Instruction » Reproduce all of the data below line for line, with no changes.

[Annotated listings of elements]
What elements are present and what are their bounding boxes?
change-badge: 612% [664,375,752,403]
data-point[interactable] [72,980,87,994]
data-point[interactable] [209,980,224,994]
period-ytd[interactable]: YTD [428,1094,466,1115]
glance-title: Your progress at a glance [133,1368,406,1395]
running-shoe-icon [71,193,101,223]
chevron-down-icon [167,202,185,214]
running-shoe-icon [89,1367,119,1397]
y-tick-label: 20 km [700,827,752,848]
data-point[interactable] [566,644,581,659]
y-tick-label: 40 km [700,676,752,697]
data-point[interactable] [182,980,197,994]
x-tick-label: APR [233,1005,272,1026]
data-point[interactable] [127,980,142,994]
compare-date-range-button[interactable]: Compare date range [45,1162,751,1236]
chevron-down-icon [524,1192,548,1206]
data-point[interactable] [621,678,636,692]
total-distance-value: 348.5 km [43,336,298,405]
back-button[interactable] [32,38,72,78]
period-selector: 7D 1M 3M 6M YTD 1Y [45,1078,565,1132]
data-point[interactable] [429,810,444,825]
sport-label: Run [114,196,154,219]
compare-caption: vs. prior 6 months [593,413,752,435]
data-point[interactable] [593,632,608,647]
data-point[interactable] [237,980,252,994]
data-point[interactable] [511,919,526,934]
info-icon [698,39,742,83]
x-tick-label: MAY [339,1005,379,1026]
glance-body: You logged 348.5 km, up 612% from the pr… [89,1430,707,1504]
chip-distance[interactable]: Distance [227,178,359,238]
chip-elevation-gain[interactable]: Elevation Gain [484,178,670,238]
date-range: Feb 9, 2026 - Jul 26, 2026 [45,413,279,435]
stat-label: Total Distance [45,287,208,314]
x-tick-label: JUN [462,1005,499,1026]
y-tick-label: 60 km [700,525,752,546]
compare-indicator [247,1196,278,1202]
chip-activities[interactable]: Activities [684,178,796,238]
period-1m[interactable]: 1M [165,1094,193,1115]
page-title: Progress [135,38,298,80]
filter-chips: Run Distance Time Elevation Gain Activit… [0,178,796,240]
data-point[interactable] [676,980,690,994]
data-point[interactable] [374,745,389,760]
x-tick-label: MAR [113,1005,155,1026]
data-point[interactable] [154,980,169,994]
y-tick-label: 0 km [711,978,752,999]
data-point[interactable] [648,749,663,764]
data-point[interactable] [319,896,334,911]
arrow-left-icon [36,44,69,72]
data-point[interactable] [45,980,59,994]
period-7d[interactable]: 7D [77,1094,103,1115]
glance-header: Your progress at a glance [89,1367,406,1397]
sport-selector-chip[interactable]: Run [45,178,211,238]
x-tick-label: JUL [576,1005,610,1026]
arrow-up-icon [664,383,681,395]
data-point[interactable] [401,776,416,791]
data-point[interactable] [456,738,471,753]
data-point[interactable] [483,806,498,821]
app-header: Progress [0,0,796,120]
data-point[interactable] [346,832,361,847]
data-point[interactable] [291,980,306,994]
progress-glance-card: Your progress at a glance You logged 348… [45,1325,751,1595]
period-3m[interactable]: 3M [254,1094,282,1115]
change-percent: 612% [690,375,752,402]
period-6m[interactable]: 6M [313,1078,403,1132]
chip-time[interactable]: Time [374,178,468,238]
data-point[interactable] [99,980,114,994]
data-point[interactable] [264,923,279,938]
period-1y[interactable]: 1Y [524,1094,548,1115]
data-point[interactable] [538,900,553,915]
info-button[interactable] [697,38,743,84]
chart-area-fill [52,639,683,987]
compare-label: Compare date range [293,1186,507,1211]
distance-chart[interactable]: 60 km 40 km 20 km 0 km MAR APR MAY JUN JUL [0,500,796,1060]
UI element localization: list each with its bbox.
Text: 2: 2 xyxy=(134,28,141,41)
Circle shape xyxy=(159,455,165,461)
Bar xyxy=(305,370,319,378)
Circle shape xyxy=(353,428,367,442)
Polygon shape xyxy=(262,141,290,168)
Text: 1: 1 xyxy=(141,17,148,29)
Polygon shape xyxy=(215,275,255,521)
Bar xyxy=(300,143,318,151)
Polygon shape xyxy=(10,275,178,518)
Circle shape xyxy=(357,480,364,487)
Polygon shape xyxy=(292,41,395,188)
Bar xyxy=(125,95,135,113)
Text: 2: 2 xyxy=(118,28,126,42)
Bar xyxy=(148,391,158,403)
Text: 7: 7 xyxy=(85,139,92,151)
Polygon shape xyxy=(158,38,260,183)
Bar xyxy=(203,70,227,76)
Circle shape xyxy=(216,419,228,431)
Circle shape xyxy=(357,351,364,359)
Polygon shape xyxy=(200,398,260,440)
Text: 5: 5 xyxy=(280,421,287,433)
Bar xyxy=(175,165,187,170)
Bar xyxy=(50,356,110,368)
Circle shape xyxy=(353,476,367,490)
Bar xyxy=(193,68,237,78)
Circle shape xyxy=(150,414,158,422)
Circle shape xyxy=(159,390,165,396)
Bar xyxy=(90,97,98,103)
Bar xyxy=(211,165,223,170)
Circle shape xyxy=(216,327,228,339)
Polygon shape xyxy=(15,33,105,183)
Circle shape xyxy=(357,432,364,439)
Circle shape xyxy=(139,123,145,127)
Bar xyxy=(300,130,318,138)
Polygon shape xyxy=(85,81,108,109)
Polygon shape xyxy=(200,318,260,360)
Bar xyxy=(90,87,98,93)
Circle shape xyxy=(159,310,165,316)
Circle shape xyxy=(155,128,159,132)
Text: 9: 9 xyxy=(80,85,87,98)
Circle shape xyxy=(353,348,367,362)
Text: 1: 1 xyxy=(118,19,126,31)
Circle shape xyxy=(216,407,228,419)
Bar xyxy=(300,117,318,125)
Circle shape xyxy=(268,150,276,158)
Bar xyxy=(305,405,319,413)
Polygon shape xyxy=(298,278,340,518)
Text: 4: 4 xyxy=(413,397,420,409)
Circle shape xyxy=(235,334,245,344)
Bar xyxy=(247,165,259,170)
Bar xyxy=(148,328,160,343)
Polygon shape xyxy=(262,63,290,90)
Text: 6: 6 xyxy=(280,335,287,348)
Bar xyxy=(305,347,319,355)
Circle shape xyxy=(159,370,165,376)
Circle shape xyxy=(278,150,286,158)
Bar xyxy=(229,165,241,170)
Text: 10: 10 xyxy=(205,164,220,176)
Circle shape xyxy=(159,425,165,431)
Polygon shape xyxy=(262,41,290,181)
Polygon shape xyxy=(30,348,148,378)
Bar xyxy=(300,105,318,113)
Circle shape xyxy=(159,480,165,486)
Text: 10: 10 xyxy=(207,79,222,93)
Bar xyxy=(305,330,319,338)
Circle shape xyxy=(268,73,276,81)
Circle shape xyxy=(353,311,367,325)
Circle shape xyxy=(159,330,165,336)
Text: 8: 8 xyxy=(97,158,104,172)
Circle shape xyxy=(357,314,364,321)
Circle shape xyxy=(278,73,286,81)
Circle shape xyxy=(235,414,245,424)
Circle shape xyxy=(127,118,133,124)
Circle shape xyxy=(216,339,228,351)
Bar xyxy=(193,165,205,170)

Result of this task »
What elements are present and what are their bounding boxes?
change-badge: 612% [664,375,752,403]
data-point[interactable] [72,980,87,994]
data-point[interactable] [209,980,224,994]
period-ytd[interactable]: YTD [428,1094,466,1115]
glance-title: Your progress at a glance [133,1368,406,1395]
running-shoe-icon [71,193,101,223]
chevron-down-icon [167,202,185,214]
running-shoe-icon [89,1367,119,1397]
y-tick-label: 20 km [700,827,752,848]
data-point[interactable] [566,644,581,659]
y-tick-label: 40 km [700,676,752,697]
data-point[interactable] [182,980,197,994]
x-tick-label: APR [233,1005,272,1026]
data-point[interactable] [127,980,142,994]
compare-date-range-button[interactable]: Compare date range [45,1162,751,1236]
chevron-down-icon [524,1192,548,1206]
data-point[interactable] [621,678,636,692]
total-distance-value: 348.5 km [43,336,298,405]
back-button[interactable] [32,38,72,78]
period-selector: 7D 1M 3M 6M YTD 1Y [45,1078,565,1132]
data-point[interactable] [429,810,444,825]
sport-label: Run [114,196,154,219]
compare-caption: vs. prior 6 months [593,413,752,435]
data-point[interactable] [593,632,608,647]
data-point[interactable] [237,980,252,994]
data-point[interactable] [511,919,526,934]
info-icon [698,39,742,83]
x-tick-label: MAY [339,1005,379,1026]
glance-body: You logged 348.5 km, up 612% from the pr… [89,1430,707,1504]
chip-distance[interactable]: Distance [227,178,359,238]
chip-elevation-gain[interactable]: Elevation Gain [484,178,670,238]
date-range: Feb 9, 2026 - Jul 26, 2026 [45,413,279,435]
stat-label: Total Distance [45,287,208,314]
x-tick-label: JUN [462,1005,499,1026]
y-tick-label: 60 km [700,525,752,546]
compare-indicator [247,1196,278,1202]
chip-activities[interactable]: Activities [684,178,796,238]
period-1m[interactable]: 1M [165,1094,193,1115]
page-title: Progress [135,38,298,80]
filter-chips: Run Distance Time Elevation Gain Activit… [0,178,796,240]
data-point[interactable] [676,980,690,994]
data-point[interactable] [374,745,389,760]
x-tick-label: MAR [113,1005,155,1026]
data-point[interactable] [154,980,169,994]
y-tick-label: 0 km [711,978,752,999]
data-point[interactable] [648,749,663,764]
data-point[interactable] [319,896,334,911]
arrow-left-icon [36,44,69,72]
data-point[interactable] [45,980,59,994]
period-7d[interactable]: 7D [77,1094,103,1115]
glance-header: Your progress at a glance [89,1367,406,1397]
sport-selector-chip[interactable]: Run [45,178,211,238]
x-tick-label: JUL [576,1005,610,1026]
arrow-up-icon [664,383,681,395]
data-point[interactable] [401,776,416,791]
data-point[interactable] [456,738,471,753]
data-point[interactable] [483,806,498,821]
app-header: Progress [0,0,796,120]
data-point[interactable] [346,832,361,847]
data-point[interactable] [291,980,306,994]
progress-glance-card: Your progress at a glance You logged 348… [45,1325,751,1595]
period-3m[interactable]: 3M [254,1094,282,1115]
change-percent: 612% [690,375,752,402]
period-6m[interactable]: 6M [313,1078,403,1132]
chip-time[interactable]: Time [374,178,468,238]
data-point[interactable] [99,980,114,994]
data-point[interactable] [264,923,279,938]
period-1y[interactable]: 1Y [524,1094,548,1115]
data-point[interactable] [538,900,553,915]
info-button[interactable] [697,38,743,84]
chart-area-fill [52,639,683,987]
compare-label: Compare date range [293,1186,507,1211]
distance-chart[interactable]: 60 km 40 km 20 km 0 km MAR APR MAY JUN JUL [0,500,796,1060]
UI element localization: list each with its bbox.
Text: 2: 2 xyxy=(134,28,141,41)
Circle shape xyxy=(159,455,165,461)
Bar xyxy=(305,370,319,378)
Circle shape xyxy=(353,428,367,442)
Polygon shape xyxy=(262,141,290,168)
Text: 1: 1 xyxy=(141,17,148,29)
Polygon shape xyxy=(215,275,255,521)
Bar xyxy=(300,143,318,151)
Polygon shape xyxy=(10,275,178,518)
Circle shape xyxy=(357,480,364,487)
Polygon shape xyxy=(292,41,395,188)
Bar xyxy=(125,95,135,113)
Text: 2: 2 xyxy=(118,28,126,42)
Bar xyxy=(148,391,158,403)
Text: 7: 7 xyxy=(85,139,92,151)
Polygon shape xyxy=(158,38,260,183)
Bar xyxy=(203,70,227,76)
Circle shape xyxy=(216,419,228,431)
Circle shape xyxy=(357,351,364,359)
Polygon shape xyxy=(200,398,260,440)
Text: 5: 5 xyxy=(280,421,287,433)
Bar xyxy=(175,165,187,170)
Bar xyxy=(50,356,110,368)
Circle shape xyxy=(353,476,367,490)
Bar xyxy=(193,68,237,78)
Circle shape xyxy=(150,414,158,422)
Circle shape xyxy=(159,390,165,396)
Bar xyxy=(90,97,98,103)
Bar xyxy=(211,165,223,170)
Circle shape xyxy=(216,327,228,339)
Polygon shape xyxy=(15,33,105,183)
Circle shape xyxy=(357,432,364,439)
Circle shape xyxy=(139,123,145,127)
Bar xyxy=(300,130,318,138)
Polygon shape xyxy=(85,81,108,109)
Polygon shape xyxy=(200,318,260,360)
Bar xyxy=(90,87,98,93)
Circle shape xyxy=(159,310,165,316)
Circle shape xyxy=(155,128,159,132)
Text: 9: 9 xyxy=(80,85,87,98)
Circle shape xyxy=(353,348,367,362)
Text: 1: 1 xyxy=(118,19,126,31)
Circle shape xyxy=(216,407,228,419)
Bar xyxy=(300,117,318,125)
Circle shape xyxy=(268,150,276,158)
Bar xyxy=(305,405,319,413)
Polygon shape xyxy=(298,278,340,518)
Text: 4: 4 xyxy=(413,397,420,409)
Circle shape xyxy=(235,334,245,344)
Bar xyxy=(247,165,259,170)
Bar xyxy=(148,328,160,343)
Polygon shape xyxy=(262,63,290,90)
Text: 6: 6 xyxy=(280,335,287,348)
Bar xyxy=(305,347,319,355)
Circle shape xyxy=(159,370,165,376)
Circle shape xyxy=(278,150,286,158)
Bar xyxy=(229,165,241,170)
Text: 10: 10 xyxy=(205,164,220,176)
Circle shape xyxy=(159,425,165,431)
Polygon shape xyxy=(262,41,290,181)
Polygon shape xyxy=(30,348,148,378)
Bar xyxy=(300,105,318,113)
Circle shape xyxy=(159,480,165,486)
Text: 10: 10 xyxy=(207,79,222,93)
Bar xyxy=(305,330,319,338)
Circle shape xyxy=(268,73,276,81)
Circle shape xyxy=(353,311,367,325)
Circle shape xyxy=(159,330,165,336)
Text: 8: 8 xyxy=(97,158,104,172)
Circle shape xyxy=(357,314,364,321)
Circle shape xyxy=(278,73,286,81)
Circle shape xyxy=(235,414,245,424)
Circle shape xyxy=(127,118,133,124)
Circle shape xyxy=(216,339,228,351)
Bar xyxy=(193,165,205,170)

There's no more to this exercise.